— Start Dataset excerpts —

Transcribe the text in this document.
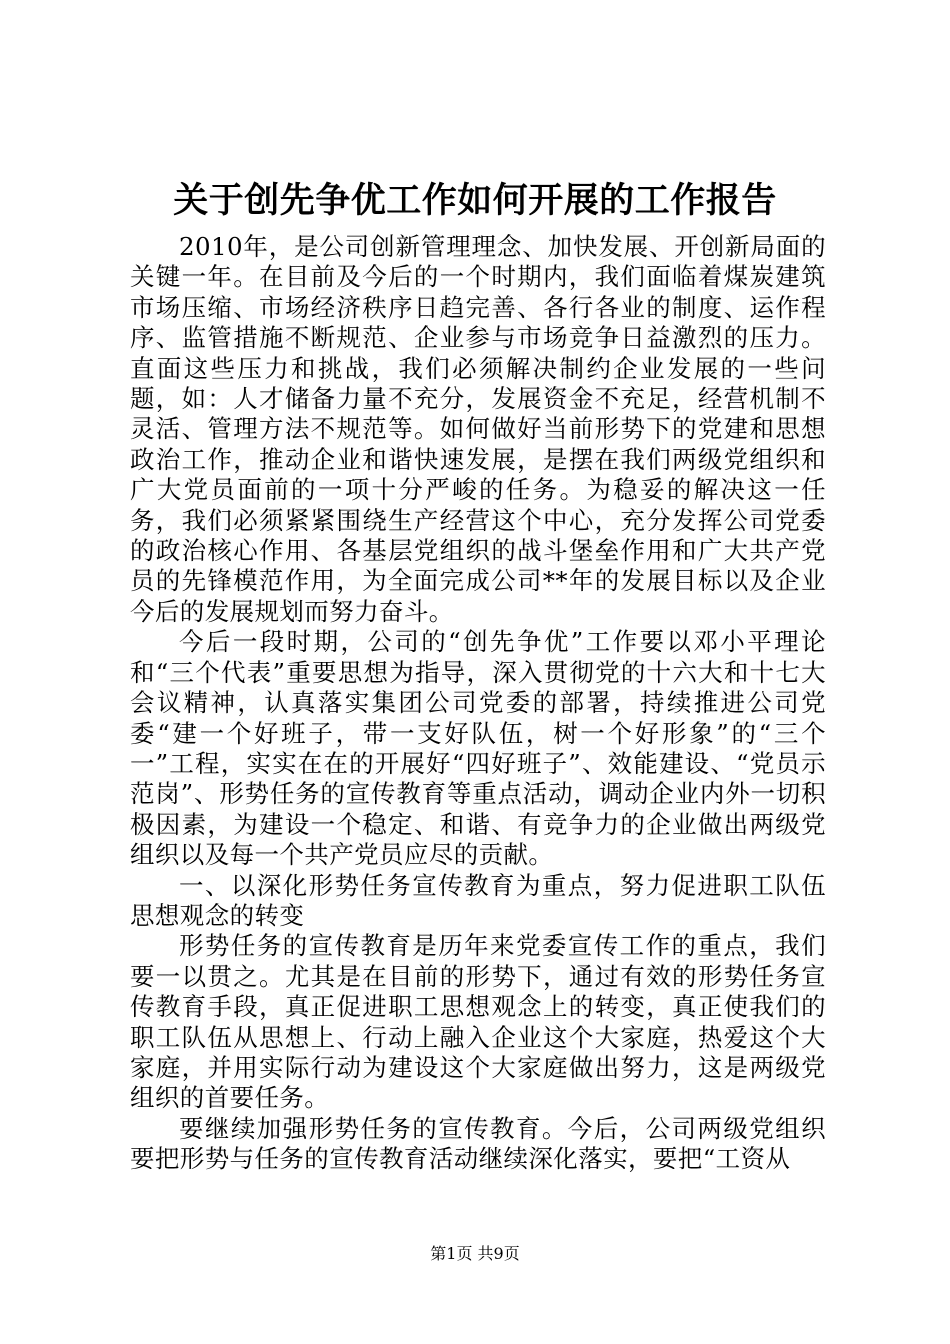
关于创先争优工作如何开展的工作报告

2010年，是公司创新管理理念、加快发展、开创新局面的关键一年。在目前及今后的一个时期内，我们面临着煤炭建筑市场压缩、市场经济秩序日趋完善、各行各业的制度、运作程序、监管措施不断规范、企业参与市场竞争日益激烈的压力。直面这些压力和挑战，我们必须解决制约企业发展的一些问题，如：人才储备力量不充分，发展资金不充足，经营机制不灵活、管理方法不规范等。如何做好当前形势下的党建和思想政治工作，推动企业和谐快速发展，是摆在我们两级党组织和广大党员面前的一项十分严峻的任务。为稳妥的解决这一任务，我们必须紧紧围绕生产经营这个中心，充分发挥公司党委的政治核心作用、各基层党组织的战斗堡垒作用和广大共产党员的先锋模范作用，为全面完成公司**年的发展目标以及企业今后的发展规划而努力奋斗。

今后一段时期，公司的“创先争优”工作要以邓小平理论和“三个代表”重要思想为指导，深入贯彻党的十六大和十七大会议精神，认真落实集团公司党委的部署，持续推进公司党委“建一个好班子，带一支好队伍，树一个好形象”的“三个一”工程，实实在在的开展好“四好班子”、效能建设、“党员示范岗”、形势任务的宣传教育等重点活动，调动企业内外一切积极因素，为建设一个稳定、和谐、有竞争力的企业做出两级党组织以及每一个共产党员应尽的贡献。

一、以深化形势任务宣传教育为重点，努力促进职工队伍思想观念的转变

形势任务的宣传教育是历年来党委宣传工作的重点，我们要一以贯之。尤其是在目前的形势下，通过有效的形势任务宣传教育手段，真正促进职工思想观念上的转变，真正使我们的职工队伍从思想上、行动上融入企业这个大家庭，热爱这个大家庭，并用实际行动为建设这个大家庭做出努力，这是两级党组织的首要任务。

要继续加强形势任务的宣传教育。今后，公司两级党组织要把形势与任务的宣传教育活动继续深化落实，要把“工资从

第1页 共9页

— End Dataset excerpts —

▶ [What you have to do] Print the full listing exactly, dropping the pictures.

▶ [Output of the exercise]
Transcribe the text in this document.
关于创先争优工作如何开展的工作报告

2010年，是公司创新管理理念、加快发展、开创新局面的关键一年。在目前及今后的一个时期内，我们面临着煤炭建筑市场压缩、市场经济秩序日趋完善、各行各业的制度、运作程序、监管措施不断规范、企业参与市场竞争日益激烈的压力。直面这些压力和挑战，我们必须解决制约企业发展的一些问题，如：人才储备力量不充分，发展资金不充足，经营机制不灵活、管理方法不规范等。如何做好当前形势下的党建和思想政治工作，推动企业和谐快速发展，是摆在我们两级党组织和广大党员面前的一项十分严峻的任务。为稳妥的解决这一任务，我们必须紧紧围绕生产经营这个中心，充分发挥公司党委的政治核心作用、各基层党组织的战斗堡垒作用和广大共产党员的先锋模范作用，为全面完成公司**年的发展目标以及企业今后的发展规划而努力奋斗。

今后一段时期，公司的“创先争优”工作要以邓小平理论和“三个代表”重要思想为指导，深入贯彻党的十六大和十七大会议精神，认真落实集团公司党委的部署，持续推进公司党委“建一个好班子，带一支好队伍，树一个好形象”的“三个一”工程，实实在在的开展好“四好班子”、效能建设、“党员示范岗”、形势任务的宣传教育等重点活动，调动企业内外一切积极因素，为建设一个稳定、和谐、有竞争力的企业做出两级党组织以及每一个共产党员应尽的贡献。

一、以深化形势任务宣传教育为重点，努力促进职工队伍思想观念的转变

形势任务的宣传教育是历年来党委宣传工作的重点，我们要一以贯之。尤其是在目前的形势下，通过有效的形势任务宣传教育手段，真正促进职工思想观念上的转变，真正使我们的职工队伍从思想上、行动上融入企业这个大家庭，热爱这个大家庭，并用实际行动为建设这个大家庭做出努力，这是两级党组织的首要任务。

要继续加强形势任务的宣传教育。今后，公司两级党组织要把形势与任务的宣传教育活动继续深化落实，要把“工资从

第1页 共9页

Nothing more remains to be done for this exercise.